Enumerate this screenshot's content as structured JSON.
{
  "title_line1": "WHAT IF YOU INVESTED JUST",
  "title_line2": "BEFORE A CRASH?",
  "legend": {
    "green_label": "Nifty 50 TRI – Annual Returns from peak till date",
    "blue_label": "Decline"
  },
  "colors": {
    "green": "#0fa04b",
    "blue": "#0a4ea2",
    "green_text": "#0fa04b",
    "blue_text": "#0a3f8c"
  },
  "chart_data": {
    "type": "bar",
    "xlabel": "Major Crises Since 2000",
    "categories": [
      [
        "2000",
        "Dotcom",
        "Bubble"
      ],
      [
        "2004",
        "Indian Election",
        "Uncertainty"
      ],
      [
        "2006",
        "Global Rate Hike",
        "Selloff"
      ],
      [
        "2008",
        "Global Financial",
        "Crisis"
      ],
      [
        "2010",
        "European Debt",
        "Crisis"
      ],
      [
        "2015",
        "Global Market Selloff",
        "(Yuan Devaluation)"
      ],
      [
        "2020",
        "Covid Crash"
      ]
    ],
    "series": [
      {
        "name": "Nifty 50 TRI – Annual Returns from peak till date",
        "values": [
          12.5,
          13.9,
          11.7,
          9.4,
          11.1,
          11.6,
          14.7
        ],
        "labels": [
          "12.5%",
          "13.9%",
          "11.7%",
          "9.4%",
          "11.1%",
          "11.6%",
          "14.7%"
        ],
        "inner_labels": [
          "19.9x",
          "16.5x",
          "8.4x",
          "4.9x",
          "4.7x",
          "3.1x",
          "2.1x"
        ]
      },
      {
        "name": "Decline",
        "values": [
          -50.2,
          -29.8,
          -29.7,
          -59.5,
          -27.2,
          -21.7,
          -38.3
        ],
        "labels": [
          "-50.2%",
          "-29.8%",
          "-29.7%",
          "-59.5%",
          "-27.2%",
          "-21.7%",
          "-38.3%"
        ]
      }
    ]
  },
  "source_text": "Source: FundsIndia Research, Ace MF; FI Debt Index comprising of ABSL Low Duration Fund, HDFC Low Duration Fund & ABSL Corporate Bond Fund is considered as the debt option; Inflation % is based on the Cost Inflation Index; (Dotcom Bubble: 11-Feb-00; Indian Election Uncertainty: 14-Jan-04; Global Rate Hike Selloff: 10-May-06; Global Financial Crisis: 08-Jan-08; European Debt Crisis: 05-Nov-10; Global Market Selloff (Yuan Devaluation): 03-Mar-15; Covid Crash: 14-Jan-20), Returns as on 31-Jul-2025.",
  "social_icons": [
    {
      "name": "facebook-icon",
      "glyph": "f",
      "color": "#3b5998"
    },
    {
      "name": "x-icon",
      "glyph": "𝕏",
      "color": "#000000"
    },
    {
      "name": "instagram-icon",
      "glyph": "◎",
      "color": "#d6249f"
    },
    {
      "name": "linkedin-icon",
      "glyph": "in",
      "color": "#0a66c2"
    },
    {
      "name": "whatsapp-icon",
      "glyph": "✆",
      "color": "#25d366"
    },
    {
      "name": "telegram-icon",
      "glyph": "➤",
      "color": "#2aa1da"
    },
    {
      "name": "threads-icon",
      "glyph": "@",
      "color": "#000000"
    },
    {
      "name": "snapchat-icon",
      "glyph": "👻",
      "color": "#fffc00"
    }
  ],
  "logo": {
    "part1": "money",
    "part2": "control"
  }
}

★ ★ ★ ★

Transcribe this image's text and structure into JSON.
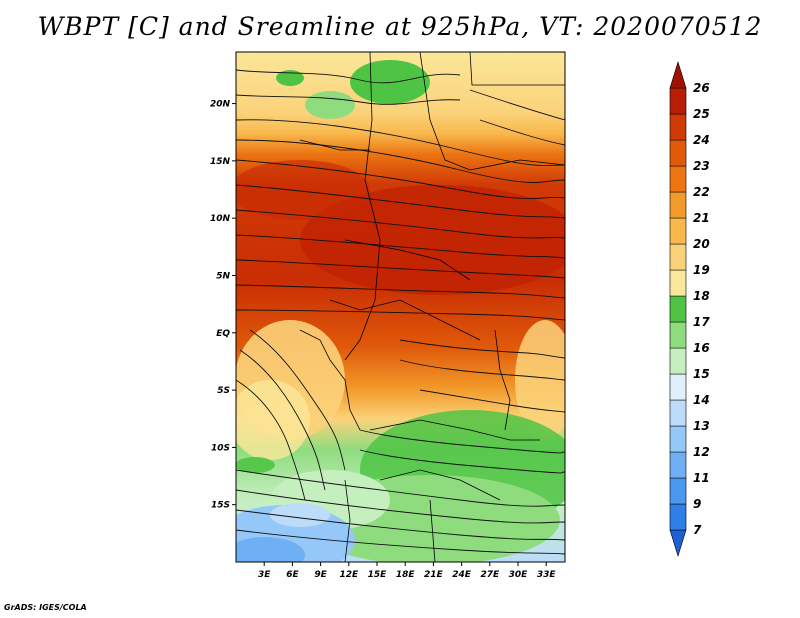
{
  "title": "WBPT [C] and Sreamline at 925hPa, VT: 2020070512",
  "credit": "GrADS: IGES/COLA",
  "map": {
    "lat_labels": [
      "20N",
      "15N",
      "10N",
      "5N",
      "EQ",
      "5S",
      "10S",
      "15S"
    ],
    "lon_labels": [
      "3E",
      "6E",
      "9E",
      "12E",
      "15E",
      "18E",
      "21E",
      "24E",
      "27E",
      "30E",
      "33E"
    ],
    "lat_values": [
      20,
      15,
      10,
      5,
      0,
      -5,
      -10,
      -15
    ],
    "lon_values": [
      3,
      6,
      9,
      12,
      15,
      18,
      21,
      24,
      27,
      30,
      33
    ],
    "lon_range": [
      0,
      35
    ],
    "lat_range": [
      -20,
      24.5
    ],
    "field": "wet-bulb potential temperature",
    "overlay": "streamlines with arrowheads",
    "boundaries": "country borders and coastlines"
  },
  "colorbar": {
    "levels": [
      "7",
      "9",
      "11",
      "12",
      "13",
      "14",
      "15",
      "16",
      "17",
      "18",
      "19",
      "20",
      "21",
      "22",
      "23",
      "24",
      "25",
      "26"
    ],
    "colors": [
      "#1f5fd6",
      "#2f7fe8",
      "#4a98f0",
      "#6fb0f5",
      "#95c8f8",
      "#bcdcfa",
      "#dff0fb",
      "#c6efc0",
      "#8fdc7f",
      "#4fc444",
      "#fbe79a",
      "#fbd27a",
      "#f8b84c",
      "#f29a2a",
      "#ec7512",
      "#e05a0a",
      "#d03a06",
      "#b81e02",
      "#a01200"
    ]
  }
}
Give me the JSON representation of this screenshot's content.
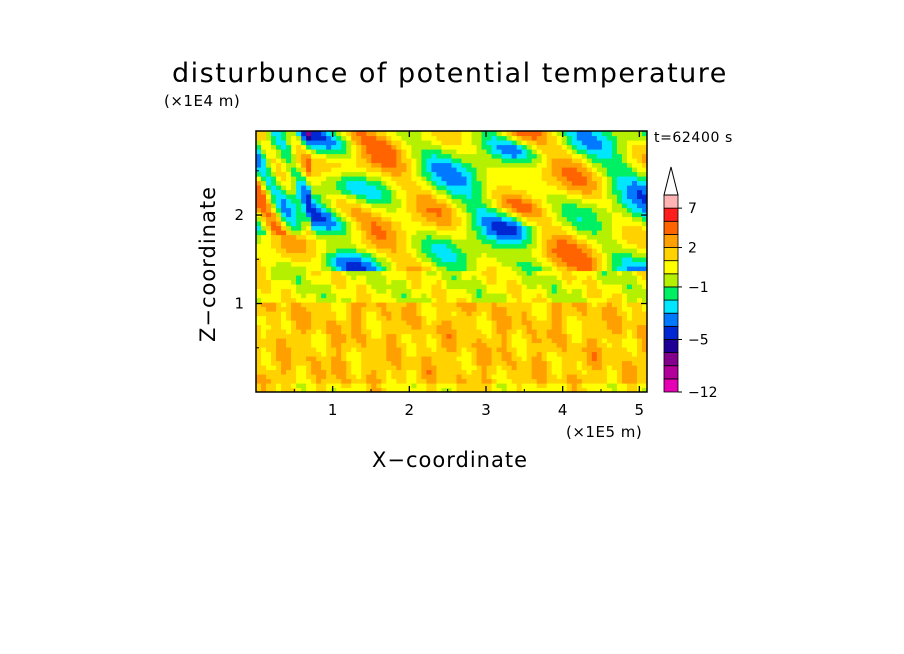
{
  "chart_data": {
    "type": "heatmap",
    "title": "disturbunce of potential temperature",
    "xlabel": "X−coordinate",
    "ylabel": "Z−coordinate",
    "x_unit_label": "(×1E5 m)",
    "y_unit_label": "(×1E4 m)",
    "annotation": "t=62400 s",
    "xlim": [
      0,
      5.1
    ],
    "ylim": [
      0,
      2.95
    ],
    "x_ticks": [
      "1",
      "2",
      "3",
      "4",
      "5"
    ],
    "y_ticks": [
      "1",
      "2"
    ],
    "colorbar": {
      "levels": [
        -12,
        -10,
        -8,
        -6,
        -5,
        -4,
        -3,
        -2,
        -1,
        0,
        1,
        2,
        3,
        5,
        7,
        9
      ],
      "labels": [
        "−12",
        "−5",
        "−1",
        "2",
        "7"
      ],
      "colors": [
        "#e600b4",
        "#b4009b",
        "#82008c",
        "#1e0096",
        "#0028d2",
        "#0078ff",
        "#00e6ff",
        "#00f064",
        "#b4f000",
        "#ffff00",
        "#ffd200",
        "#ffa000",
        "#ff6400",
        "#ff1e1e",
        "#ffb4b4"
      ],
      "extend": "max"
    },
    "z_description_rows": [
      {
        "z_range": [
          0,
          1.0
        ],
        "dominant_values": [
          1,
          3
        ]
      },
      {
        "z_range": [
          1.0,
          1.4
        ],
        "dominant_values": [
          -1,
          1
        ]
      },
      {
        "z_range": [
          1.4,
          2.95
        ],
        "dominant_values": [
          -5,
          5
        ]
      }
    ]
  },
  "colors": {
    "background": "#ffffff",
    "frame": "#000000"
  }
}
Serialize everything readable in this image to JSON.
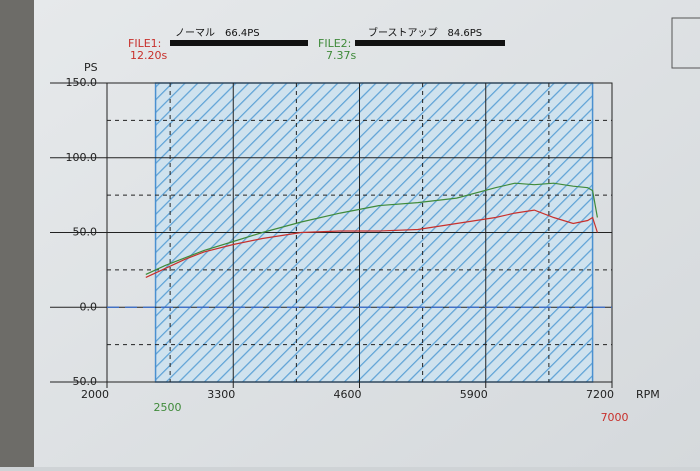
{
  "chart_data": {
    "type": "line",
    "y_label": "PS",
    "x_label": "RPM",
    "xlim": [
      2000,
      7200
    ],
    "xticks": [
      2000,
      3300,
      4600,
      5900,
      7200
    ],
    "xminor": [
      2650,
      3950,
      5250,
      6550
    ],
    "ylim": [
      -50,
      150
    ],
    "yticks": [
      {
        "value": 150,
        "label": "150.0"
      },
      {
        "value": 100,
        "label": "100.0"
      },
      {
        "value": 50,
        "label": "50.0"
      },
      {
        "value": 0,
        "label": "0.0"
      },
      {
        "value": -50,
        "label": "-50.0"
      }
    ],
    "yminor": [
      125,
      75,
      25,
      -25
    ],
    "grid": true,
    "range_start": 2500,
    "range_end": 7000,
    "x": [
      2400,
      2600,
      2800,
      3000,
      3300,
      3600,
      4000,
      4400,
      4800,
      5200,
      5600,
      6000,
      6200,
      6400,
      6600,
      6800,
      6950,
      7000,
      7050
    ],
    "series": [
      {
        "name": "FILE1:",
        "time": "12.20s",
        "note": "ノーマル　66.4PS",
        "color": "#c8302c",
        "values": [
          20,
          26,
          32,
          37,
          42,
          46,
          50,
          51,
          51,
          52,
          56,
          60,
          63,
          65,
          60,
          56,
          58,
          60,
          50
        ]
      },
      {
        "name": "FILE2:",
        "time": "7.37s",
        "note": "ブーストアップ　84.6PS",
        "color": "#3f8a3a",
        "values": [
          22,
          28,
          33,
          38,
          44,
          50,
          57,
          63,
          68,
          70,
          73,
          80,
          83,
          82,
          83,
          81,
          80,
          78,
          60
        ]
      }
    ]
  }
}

★ ★ ★ ★

#### [Exercise prompt]
Pull out every line of the entries that includes the word "peak".

#### [Reply]
    "green_label": "Nifty 50 TRI – Annual Returns from peak till date",
        "name": "Nifty 50 TRI – Annual Returns from peak till date",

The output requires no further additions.